**Given text:**
++++++++++++++++++++

With the knowledge he had gained from his studies in Paris, Copland came into demand as a lecturer and writer on contemporary European classical music.[62] From 1927 to 1930 and from 1935 to 1938, he taught classes at The New School for Social Research in New York City.[62] Eventually, his New School lectures would appear in the form of two books —What to Listen for in Music (1937, revised 1957) and Our New Music (1940, revised 1968 and retitled The New Music: 1900–1960).[62] During this period, Copland also wrote regularly for The New York Times, The Musical Quarterly and a number of other journals. These articles would appear in 1969 as the book Copland on Music.[62] During his time at The New School, Copland was active as a presenter and curator, using The New School as a key location to present a wide range of composers and artists from the United States as well as across the globe.

Copland's compositions in the early 1920s reflected the modernist attitude that prevailed among intellectuals, that the arts need be accessible to only a cadre of the enlightened, and that the masses would come to appreciate their efforts over time. However, mounting troubles with the Symphonic Ode (1929) and Short Symphony (1933) caused Copland to rethink this approach. It was financially contradictory, particularly during the Depression. Avant-garde music had lost what cultural historian Morris Dickstein calls "its buoyant experimental edge" and the national mood toward it had changed.[63] As biographer Howard Pollack points out,[64]

Copland observed two trends among composers in the 1930s: first, a continuing attempt to "simplify their musical language" and, second, a desire to "make contact" with as wide an audience as possible. Since 1927, he had been in the process of simplifying, or at least paring down, his musical language, though in such a manner as to sometimes have the effect, paradoxically, of estranging audiences and performers. By 1933 ... he began to find ways to make his starkly personal language accessible to a surprisingly large number of people.

In many ways, this shift mirrored the German idea of Gebrauchsmusik ("music for use"), as composers sought to create music that could serve a utilitarian as well as artistic purpose. This approach encompassed two trends: first, music that students could easily learn, and second, music which would have wider appeal, such as incidental music for plays, movies, radio, etc.[65] Toward this end, Copland provided musical advice and inspiration to The Group Theatre, a company which also attracted Stella Adler, Elia Kazan and Lee Strasberg.[66] Philosophically an outgrowth of Stieglitz and his ideals, the Group focused on socially relevant plays by the American authors.[67] Through it and later his work in film, Copland met several major American playwrights, including Thornton Wilder, William Inge, Arthur Miller, and Edward Albee, and considered projects with all of them.[68]

1935 to 1950

Around 1935 Copland began to compose musical pieces for young audiences, in accordance with the first goal of American Gebrauchsmusik.[69] These works included piano pieces (The Young Pioneers) and an opera (The Second Hurricane).[70] During the Depression years, Copland traveled extensively to Europe, Africa, and Mexico. He formed an important friendship with Mexican composer Carlos Chávez and would return often to Mexico for working vacations conducting engagements.[71] During his initial visit to Mexico, Copland began composing the first of his signature works, El Salón México, which he completed in 1936. In it and in The Second Hurricane Copland began "experimenting," as he phrased it, with a simpler, more accessible style.[72] This and other incidental commissions fulfilled the second goal of American Gebrauchsmusik, creating music of wide appeal.

++++++++++++++++++++

**Data entries:**
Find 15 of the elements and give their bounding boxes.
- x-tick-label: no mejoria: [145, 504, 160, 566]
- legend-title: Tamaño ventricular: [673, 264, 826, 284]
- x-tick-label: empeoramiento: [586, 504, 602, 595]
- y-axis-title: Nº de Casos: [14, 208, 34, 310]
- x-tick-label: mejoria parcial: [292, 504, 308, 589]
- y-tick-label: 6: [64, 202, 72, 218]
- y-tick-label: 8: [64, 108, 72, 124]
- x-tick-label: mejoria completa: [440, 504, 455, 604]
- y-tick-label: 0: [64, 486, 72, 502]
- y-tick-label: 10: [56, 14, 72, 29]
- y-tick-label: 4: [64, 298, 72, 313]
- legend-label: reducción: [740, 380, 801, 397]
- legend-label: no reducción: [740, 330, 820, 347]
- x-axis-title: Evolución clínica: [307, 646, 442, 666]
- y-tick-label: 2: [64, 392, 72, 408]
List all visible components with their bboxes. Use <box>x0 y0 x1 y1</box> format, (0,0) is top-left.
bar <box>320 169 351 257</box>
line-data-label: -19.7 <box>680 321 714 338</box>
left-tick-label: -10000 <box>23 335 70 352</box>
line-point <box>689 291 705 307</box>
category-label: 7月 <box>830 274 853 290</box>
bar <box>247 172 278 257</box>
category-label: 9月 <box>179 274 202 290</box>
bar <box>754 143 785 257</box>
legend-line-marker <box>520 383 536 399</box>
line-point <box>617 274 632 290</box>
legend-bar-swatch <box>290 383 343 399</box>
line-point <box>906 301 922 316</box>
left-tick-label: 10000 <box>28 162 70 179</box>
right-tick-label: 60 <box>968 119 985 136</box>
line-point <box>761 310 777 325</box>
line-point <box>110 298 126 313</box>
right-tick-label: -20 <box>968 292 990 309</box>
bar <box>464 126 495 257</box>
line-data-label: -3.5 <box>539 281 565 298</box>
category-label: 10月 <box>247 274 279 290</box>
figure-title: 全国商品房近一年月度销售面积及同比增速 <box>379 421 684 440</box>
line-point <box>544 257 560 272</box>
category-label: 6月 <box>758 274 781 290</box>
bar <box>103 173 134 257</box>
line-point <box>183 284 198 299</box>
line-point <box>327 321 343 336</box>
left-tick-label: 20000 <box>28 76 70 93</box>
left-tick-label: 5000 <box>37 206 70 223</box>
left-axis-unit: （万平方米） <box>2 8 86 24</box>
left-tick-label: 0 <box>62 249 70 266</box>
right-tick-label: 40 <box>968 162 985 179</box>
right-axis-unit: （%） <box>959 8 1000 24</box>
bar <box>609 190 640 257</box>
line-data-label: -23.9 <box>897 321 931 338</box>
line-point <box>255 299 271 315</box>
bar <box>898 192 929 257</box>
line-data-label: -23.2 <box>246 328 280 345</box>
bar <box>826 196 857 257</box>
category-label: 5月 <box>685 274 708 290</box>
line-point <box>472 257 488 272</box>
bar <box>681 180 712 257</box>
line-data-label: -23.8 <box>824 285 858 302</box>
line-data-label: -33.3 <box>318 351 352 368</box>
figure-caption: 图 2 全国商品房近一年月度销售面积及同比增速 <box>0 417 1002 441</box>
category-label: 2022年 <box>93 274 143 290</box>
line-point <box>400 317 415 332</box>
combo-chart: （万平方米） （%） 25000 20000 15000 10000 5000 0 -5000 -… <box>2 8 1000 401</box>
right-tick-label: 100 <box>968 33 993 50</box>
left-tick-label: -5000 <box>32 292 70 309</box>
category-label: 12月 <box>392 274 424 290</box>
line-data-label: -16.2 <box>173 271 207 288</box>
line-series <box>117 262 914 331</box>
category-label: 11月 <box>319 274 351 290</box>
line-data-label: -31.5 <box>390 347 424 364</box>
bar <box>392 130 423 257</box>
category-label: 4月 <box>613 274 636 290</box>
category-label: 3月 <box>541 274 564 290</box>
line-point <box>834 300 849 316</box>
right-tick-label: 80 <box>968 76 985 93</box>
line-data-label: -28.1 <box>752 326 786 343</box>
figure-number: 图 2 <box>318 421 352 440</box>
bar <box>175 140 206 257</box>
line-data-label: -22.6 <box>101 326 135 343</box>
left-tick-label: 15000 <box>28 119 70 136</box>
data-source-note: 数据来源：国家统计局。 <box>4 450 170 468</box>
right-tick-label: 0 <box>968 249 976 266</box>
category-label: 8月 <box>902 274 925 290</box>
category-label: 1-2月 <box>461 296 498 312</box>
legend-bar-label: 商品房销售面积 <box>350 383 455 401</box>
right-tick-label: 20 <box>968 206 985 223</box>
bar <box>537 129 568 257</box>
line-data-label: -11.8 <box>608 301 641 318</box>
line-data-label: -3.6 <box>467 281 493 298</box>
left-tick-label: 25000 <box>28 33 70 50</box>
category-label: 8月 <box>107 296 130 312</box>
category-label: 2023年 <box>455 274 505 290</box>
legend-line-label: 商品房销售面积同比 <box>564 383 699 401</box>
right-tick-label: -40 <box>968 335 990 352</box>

++++++++++++++++++++

**Short task 1:** Name every American playwright the Copland text says Copland met through The Group Theatre and his later film work.
**Short task 2:** In the Copland text, rewrite the part that opens with the words containing "Around 1935 Copland" and closes with "of wide appeal.", swapping "Gebrauchsmusik" for "utility music".

**Full response 1:** Thornton Wilder, William Inge, Arthur Miller, Edward Albee

**Full response 2:**
Around 1935 Copland began to compose musical pieces for young audiences, in accordance with the first goal of American utility music.[69] These works included piano pieces (The Young Pioneers) and an opera (The Second Hurricane).[70] During the Depression years, Copland traveled extensively to Europe, Africa, and Mexico. He formed an important friendship with Mexican composer Carlos Chávez and would return often to Mexico for working vacations conducting engagements.[71] During his initial visit to Mexico, Copland began composing the first of his signature works, El Salón México, which he completed in 1936. In it and in The Second Hurricane Copland began "experimenting," as he phrased it, with a simpler, more accessible style.[72] This and other incidental commissions fulfilled the second goal of American utility music, creating music of wide appeal.